### Task inputs
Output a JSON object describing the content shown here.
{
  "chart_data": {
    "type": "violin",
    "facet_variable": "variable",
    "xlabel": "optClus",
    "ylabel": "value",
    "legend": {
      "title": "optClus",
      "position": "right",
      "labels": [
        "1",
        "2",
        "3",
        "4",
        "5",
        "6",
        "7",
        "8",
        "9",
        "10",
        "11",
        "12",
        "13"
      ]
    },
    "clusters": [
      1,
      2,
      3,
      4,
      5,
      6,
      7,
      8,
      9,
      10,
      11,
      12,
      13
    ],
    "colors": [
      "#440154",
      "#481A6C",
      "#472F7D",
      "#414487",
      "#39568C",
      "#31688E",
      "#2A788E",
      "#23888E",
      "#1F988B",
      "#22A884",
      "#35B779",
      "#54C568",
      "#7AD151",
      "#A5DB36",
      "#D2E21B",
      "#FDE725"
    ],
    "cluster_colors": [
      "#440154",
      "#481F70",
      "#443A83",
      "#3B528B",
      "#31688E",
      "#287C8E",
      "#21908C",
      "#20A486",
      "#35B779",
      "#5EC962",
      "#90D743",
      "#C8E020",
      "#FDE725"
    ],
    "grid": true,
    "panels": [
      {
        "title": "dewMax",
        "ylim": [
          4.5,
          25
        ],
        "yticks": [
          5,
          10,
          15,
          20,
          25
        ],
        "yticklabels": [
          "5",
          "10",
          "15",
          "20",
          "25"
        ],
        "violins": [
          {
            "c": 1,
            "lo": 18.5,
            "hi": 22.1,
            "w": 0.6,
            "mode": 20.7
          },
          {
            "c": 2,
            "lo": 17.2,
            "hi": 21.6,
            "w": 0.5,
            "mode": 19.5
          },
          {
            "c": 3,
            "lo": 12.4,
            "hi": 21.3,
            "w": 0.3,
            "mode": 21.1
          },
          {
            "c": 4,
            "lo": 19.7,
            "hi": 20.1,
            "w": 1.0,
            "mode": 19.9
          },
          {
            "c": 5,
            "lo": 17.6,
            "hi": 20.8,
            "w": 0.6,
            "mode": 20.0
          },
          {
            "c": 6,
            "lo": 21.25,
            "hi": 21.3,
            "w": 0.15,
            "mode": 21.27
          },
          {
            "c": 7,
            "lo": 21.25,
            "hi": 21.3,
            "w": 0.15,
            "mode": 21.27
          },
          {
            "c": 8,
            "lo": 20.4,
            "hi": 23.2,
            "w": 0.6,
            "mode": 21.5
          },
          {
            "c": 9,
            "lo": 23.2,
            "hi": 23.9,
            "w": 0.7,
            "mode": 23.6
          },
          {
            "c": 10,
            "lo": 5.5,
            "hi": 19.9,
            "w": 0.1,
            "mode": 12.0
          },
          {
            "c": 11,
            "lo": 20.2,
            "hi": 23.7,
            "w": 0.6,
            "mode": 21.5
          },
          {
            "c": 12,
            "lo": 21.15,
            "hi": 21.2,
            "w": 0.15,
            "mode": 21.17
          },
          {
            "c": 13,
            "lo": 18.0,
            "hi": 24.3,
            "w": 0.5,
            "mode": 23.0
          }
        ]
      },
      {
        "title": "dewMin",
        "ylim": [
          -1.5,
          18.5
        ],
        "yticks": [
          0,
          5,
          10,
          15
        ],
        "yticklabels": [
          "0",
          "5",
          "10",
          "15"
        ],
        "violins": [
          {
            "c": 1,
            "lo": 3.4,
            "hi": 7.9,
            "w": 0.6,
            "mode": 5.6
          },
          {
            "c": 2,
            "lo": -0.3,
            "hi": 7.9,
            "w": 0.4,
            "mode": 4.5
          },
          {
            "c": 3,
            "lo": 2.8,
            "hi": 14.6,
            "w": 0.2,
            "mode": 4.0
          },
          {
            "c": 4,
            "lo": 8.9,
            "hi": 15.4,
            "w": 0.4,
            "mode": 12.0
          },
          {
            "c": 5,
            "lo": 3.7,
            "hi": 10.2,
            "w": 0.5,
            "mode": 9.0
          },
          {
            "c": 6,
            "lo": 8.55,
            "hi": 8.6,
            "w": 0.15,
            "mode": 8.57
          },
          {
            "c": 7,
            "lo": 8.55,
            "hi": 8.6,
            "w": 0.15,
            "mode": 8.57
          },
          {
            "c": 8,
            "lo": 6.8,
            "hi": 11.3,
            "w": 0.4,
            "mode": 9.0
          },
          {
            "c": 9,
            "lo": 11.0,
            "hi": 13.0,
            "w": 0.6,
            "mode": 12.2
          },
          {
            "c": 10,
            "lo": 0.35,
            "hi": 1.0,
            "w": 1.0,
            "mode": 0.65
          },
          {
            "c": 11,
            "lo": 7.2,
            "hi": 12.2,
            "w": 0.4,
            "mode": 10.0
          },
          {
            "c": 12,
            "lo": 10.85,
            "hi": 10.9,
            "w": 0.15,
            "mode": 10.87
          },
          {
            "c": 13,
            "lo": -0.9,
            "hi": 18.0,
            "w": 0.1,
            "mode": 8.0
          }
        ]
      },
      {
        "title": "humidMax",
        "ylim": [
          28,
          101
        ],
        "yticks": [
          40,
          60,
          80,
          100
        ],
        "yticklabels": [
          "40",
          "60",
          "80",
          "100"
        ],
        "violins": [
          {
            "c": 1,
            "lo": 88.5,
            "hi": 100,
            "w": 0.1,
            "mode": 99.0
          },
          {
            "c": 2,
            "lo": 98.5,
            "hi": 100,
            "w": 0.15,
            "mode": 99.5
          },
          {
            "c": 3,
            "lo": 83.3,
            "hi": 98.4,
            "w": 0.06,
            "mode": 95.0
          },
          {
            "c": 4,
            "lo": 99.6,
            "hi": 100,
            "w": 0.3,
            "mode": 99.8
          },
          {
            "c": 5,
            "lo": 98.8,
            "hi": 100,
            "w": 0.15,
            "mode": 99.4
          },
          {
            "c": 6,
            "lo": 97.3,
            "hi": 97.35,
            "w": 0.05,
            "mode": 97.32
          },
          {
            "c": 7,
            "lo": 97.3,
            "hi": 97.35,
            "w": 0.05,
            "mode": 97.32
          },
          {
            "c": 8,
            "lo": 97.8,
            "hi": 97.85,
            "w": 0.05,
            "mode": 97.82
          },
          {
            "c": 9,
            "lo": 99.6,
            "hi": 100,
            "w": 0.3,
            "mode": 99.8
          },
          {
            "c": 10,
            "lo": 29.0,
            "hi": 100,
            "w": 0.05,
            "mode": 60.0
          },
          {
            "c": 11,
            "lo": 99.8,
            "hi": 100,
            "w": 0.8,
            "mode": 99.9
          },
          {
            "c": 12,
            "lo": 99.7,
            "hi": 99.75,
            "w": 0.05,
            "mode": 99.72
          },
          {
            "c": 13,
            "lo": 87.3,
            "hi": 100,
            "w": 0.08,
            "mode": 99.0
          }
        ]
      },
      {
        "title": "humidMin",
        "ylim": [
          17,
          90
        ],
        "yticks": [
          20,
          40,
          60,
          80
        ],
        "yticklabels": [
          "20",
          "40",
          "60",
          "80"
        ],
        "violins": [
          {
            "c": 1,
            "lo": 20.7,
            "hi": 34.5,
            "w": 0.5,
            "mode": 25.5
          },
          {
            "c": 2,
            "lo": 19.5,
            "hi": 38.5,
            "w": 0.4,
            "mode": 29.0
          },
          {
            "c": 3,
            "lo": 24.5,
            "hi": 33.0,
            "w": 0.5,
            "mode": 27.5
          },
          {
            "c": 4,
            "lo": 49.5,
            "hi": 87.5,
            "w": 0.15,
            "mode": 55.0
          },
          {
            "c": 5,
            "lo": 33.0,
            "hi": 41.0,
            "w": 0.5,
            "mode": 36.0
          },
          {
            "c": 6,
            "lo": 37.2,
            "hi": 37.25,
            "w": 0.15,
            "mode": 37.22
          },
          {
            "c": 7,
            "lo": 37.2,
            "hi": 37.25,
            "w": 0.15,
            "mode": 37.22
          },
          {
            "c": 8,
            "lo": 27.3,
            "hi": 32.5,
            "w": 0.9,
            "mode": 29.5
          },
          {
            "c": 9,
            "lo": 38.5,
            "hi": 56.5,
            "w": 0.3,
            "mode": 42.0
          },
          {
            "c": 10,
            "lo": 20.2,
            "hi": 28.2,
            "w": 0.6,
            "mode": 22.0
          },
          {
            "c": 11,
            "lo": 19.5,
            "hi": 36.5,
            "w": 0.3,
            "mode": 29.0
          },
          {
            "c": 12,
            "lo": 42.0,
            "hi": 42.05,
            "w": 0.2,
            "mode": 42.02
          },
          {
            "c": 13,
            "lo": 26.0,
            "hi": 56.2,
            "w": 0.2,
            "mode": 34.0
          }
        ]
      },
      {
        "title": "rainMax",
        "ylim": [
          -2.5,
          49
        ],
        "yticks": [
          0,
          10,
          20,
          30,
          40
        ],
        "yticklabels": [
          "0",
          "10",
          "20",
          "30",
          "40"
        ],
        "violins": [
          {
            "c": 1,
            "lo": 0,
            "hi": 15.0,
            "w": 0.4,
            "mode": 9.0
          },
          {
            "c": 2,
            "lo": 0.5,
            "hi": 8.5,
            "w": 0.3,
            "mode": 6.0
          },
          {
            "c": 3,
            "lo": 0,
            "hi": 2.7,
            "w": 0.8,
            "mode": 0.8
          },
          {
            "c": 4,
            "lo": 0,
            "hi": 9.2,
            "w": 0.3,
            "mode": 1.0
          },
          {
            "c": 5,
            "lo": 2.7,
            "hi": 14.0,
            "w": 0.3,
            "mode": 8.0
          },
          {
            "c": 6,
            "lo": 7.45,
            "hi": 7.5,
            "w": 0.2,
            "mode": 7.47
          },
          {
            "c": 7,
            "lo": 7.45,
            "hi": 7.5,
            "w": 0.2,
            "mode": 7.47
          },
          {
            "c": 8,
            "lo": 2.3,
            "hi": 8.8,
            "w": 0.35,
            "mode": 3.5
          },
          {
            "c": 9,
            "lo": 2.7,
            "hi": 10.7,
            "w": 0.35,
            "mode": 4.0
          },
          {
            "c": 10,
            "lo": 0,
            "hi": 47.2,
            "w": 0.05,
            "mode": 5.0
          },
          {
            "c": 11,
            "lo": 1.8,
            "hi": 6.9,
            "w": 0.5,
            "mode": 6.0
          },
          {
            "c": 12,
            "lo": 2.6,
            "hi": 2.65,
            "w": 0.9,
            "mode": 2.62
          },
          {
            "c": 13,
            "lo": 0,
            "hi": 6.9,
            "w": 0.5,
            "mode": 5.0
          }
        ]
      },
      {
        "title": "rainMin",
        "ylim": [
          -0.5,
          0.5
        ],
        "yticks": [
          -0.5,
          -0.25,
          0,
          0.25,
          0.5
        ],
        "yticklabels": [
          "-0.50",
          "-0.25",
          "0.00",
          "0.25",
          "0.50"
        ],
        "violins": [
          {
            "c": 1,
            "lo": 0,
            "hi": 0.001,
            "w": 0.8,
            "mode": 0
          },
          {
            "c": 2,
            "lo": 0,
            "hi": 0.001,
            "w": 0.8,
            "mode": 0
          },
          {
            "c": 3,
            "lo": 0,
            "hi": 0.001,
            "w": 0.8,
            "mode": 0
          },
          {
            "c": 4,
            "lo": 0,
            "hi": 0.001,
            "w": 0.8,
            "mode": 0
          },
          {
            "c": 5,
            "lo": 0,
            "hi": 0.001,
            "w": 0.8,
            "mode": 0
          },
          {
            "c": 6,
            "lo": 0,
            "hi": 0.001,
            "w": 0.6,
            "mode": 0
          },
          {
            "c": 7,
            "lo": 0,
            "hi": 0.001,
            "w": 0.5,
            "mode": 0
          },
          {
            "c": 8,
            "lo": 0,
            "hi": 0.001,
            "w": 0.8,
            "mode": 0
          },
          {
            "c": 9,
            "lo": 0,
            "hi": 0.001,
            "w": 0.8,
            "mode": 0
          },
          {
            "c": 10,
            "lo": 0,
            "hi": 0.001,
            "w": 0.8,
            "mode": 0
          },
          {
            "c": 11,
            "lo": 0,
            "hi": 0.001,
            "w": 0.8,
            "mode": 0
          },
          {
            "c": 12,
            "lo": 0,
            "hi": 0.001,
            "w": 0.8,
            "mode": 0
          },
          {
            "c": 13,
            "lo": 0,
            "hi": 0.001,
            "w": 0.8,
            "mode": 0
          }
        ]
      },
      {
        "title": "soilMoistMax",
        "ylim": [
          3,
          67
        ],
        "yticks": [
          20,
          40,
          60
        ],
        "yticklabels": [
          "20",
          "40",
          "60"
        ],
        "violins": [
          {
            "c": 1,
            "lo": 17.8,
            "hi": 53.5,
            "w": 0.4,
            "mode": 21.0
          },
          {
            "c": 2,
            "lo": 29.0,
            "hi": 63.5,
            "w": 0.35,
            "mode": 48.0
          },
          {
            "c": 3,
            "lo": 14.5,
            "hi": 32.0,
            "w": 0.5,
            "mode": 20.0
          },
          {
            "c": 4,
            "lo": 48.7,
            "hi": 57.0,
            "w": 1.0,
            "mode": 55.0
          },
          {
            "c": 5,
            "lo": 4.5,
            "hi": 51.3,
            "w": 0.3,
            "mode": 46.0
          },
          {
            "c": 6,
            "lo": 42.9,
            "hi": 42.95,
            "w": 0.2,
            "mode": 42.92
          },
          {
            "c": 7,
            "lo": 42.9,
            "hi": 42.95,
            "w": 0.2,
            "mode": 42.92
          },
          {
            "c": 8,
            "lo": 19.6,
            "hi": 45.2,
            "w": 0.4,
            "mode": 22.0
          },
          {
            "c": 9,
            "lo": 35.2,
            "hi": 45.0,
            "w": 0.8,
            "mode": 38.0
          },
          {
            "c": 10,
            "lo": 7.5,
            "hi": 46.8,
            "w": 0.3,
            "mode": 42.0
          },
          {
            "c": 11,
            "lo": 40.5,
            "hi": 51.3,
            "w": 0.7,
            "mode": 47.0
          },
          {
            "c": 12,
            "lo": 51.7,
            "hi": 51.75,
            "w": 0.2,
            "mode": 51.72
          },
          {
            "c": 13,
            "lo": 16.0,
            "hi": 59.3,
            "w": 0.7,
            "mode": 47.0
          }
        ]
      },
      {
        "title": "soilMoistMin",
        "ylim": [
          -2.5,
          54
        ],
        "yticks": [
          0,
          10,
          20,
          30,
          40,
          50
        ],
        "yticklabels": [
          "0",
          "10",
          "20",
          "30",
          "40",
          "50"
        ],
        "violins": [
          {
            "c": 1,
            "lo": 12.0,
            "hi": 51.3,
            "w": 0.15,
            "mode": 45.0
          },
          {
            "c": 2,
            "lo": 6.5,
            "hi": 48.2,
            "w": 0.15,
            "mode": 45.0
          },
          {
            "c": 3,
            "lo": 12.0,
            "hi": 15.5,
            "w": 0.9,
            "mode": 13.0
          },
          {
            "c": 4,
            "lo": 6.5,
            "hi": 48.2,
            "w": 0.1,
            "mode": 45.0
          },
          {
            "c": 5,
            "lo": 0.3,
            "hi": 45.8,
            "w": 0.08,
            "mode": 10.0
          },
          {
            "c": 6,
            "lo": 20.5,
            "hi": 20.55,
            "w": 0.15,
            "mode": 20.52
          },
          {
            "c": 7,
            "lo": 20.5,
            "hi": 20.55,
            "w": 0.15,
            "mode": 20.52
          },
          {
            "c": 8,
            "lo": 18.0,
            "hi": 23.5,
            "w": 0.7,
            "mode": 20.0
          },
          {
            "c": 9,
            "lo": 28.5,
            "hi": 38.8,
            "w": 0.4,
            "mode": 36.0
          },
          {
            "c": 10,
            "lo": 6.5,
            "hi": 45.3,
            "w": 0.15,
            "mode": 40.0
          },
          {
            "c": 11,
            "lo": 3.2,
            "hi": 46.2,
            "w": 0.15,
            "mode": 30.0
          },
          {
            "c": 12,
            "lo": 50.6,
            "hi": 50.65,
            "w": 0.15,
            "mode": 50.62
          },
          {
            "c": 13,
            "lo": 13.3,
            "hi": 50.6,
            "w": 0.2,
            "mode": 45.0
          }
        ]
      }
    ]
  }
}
######
**Work to complete**
From the data above, copy out every line with the string "title" in it.

**Problem solution**
      "title": "optClus",
        "title": "dewMax",
        "title": "dewMin",
        "title": "humidMax",
        "title": "humidMin",
        "title": "rainMax",
        "title": "rainMin",
        "title": "soilMoistMax",
        "title": "soilMoistMin",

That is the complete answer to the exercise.